■ **Do this**: Repeat each line of the material below exactly as it appears, minus any pictures.

-- START --

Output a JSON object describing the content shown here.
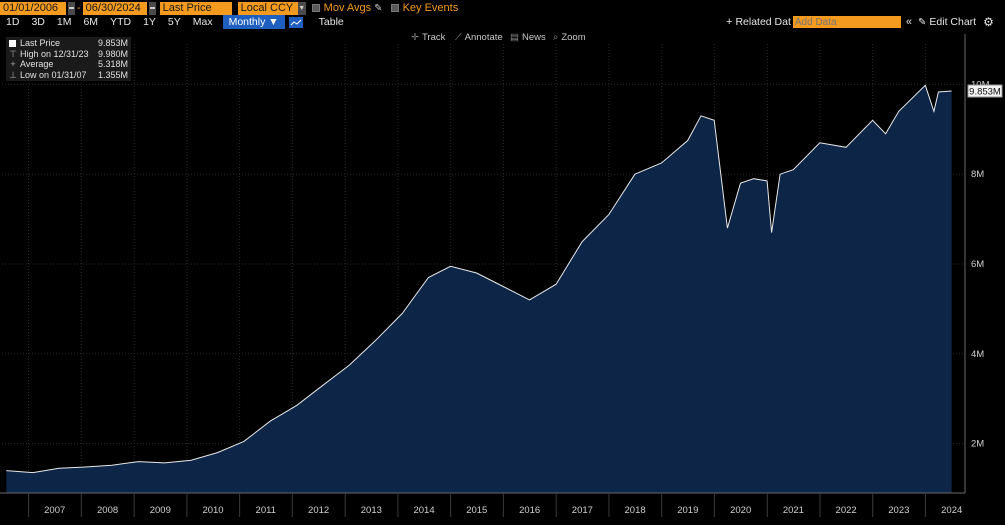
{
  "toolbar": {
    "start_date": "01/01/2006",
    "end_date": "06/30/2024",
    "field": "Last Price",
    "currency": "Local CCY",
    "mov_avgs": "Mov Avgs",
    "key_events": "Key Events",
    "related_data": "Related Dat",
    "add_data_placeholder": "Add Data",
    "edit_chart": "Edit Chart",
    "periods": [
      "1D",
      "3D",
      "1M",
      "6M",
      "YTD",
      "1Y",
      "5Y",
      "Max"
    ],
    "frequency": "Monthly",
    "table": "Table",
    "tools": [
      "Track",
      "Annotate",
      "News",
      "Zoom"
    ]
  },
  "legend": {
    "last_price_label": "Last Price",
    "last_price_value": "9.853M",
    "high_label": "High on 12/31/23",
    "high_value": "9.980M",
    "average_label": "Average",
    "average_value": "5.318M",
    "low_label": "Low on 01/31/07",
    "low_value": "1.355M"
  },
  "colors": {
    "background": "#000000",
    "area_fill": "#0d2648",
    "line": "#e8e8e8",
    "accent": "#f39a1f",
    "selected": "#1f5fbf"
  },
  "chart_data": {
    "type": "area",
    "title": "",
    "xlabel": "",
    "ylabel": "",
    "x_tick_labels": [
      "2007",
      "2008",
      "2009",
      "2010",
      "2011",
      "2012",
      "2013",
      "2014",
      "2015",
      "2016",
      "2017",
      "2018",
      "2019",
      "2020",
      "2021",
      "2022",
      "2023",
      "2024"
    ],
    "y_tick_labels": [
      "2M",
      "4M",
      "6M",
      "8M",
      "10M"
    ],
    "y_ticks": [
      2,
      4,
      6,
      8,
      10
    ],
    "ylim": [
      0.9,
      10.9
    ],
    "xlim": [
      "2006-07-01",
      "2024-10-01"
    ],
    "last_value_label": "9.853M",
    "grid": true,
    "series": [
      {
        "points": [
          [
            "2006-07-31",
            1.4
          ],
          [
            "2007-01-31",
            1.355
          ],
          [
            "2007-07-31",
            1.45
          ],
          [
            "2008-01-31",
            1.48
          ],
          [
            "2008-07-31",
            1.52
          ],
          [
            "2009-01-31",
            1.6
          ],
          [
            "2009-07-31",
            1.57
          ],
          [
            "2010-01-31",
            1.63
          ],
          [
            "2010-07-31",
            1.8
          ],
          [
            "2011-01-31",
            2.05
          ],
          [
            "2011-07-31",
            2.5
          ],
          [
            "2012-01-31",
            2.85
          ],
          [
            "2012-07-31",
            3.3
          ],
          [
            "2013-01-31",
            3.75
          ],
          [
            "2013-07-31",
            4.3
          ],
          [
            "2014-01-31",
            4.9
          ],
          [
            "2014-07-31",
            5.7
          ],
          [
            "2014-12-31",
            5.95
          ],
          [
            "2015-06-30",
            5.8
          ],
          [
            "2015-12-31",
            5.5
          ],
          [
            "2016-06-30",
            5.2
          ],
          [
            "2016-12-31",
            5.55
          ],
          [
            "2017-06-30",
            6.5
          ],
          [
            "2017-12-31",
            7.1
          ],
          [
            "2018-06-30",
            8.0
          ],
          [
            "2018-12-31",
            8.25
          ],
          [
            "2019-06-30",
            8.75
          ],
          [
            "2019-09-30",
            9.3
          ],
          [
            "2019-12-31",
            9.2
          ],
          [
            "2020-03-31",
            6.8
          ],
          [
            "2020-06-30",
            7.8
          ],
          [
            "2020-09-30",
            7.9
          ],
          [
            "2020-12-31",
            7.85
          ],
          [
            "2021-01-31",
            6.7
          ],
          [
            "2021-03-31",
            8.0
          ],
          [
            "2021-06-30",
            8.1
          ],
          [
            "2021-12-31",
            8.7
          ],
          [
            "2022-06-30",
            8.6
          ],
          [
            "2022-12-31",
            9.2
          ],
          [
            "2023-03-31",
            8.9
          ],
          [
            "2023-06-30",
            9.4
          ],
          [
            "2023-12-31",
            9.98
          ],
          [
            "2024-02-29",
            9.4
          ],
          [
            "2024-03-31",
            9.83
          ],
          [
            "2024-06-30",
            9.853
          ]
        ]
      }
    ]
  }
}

-- END --

■ **The result**:
Output a JSON object describing the content shown here.
{
  "toolbar": {
    "start_date": "01/01/2006",
    "end_date": "06/30/2024",
    "field": "Last Price",
    "currency": "Local CCY",
    "mov_avgs": "Mov Avgs",
    "key_events": "Key Events",
    "related_data": "Related Dat",
    "add_data_placeholder": "Add Data",
    "edit_chart": "Edit Chart",
    "periods": [
      "1D",
      "3D",
      "1M",
      "6M",
      "YTD",
      "1Y",
      "5Y",
      "Max"
    ],
    "frequency": "Monthly",
    "table": "Table",
    "tools": [
      "Track",
      "Annotate",
      "News",
      "Zoom"
    ]
  },
  "legend": {
    "last_price_label": "Last Price",
    "last_price_value": "9.853M",
    "high_label": "High on 12/31/23",
    "high_value": "9.980M",
    "average_label": "Average",
    "average_value": "5.318M",
    "low_label": "Low on 01/31/07",
    "low_value": "1.355M"
  },
  "colors": {
    "background": "#000000",
    "area_fill": "#0d2648",
    "line": "#e8e8e8",
    "accent": "#f39a1f",
    "selected": "#1f5fbf"
  },
  "chart_data": {
    "type": "area",
    "title": "",
    "xlabel": "",
    "ylabel": "",
    "x_tick_labels": [
      "2007",
      "2008",
      "2009",
      "2010",
      "2011",
      "2012",
      "2013",
      "2014",
      "2015",
      "2016",
      "2017",
      "2018",
      "2019",
      "2020",
      "2021",
      "2022",
      "2023",
      "2024"
    ],
    "y_tick_labels": [
      "2M",
      "4M",
      "6M",
      "8M",
      "10M"
    ],
    "y_ticks": [
      2,
      4,
      6,
      8,
      10
    ],
    "ylim": [
      0.9,
      10.9
    ],
    "xlim": [
      "2006-07-01",
      "2024-10-01"
    ],
    "last_value_label": "9.853M",
    "grid": true,
    "series": [
      {
        "points": [
          [
            "2006-07-31",
            1.4
          ],
          [
            "2007-01-31",
            1.355
          ],
          [
            "2007-07-31",
            1.45
          ],
          [
            "2008-01-31",
            1.48
          ],
          [
            "2008-07-31",
            1.52
          ],
          [
            "2009-01-31",
            1.6
          ],
          [
            "2009-07-31",
            1.57
          ],
          [
            "2010-01-31",
            1.63
          ],
          [
            "2010-07-31",
            1.8
          ],
          [
            "2011-01-31",
            2.05
          ],
          [
            "2011-07-31",
            2.5
          ],
          [
            "2012-01-31",
            2.85
          ],
          [
            "2012-07-31",
            3.3
          ],
          [
            "2013-01-31",
            3.75
          ],
          [
            "2013-07-31",
            4.3
          ],
          [
            "2014-01-31",
            4.9
          ],
          [
            "2014-07-31",
            5.7
          ],
          [
            "2014-12-31",
            5.95
          ],
          [
            "2015-06-30",
            5.8
          ],
          [
            "2015-12-31",
            5.5
          ],
          [
            "2016-06-30",
            5.2
          ],
          [
            "2016-12-31",
            5.55
          ],
          [
            "2017-06-30",
            6.5
          ],
          [
            "2017-12-31",
            7.1
          ],
          [
            "2018-06-30",
            8.0
          ],
          [
            "2018-12-31",
            8.25
          ],
          [
            "2019-06-30",
            8.75
          ],
          [
            "2019-09-30",
            9.3
          ],
          [
            "2019-12-31",
            9.2
          ],
          [
            "2020-03-31",
            6.8
          ],
          [
            "2020-06-30",
            7.8
          ],
          [
            "2020-09-30",
            7.9
          ],
          [
            "2020-12-31",
            7.85
          ],
          [
            "2021-01-31",
            6.7
          ],
          [
            "2021-03-31",
            8.0
          ],
          [
            "2021-06-30",
            8.1
          ],
          [
            "2021-12-31",
            8.7
          ],
          [
            "2022-06-30",
            8.6
          ],
          [
            "2022-12-31",
            9.2
          ],
          [
            "2023-03-31",
            8.9
          ],
          [
            "2023-06-30",
            9.4
          ],
          [
            "2023-12-31",
            9.98
          ],
          [
            "2024-02-29",
            9.4
          ],
          [
            "2024-03-31",
            9.83
          ],
          [
            "2024-06-30",
            9.853
          ]
        ]
      }
    ]
  }
}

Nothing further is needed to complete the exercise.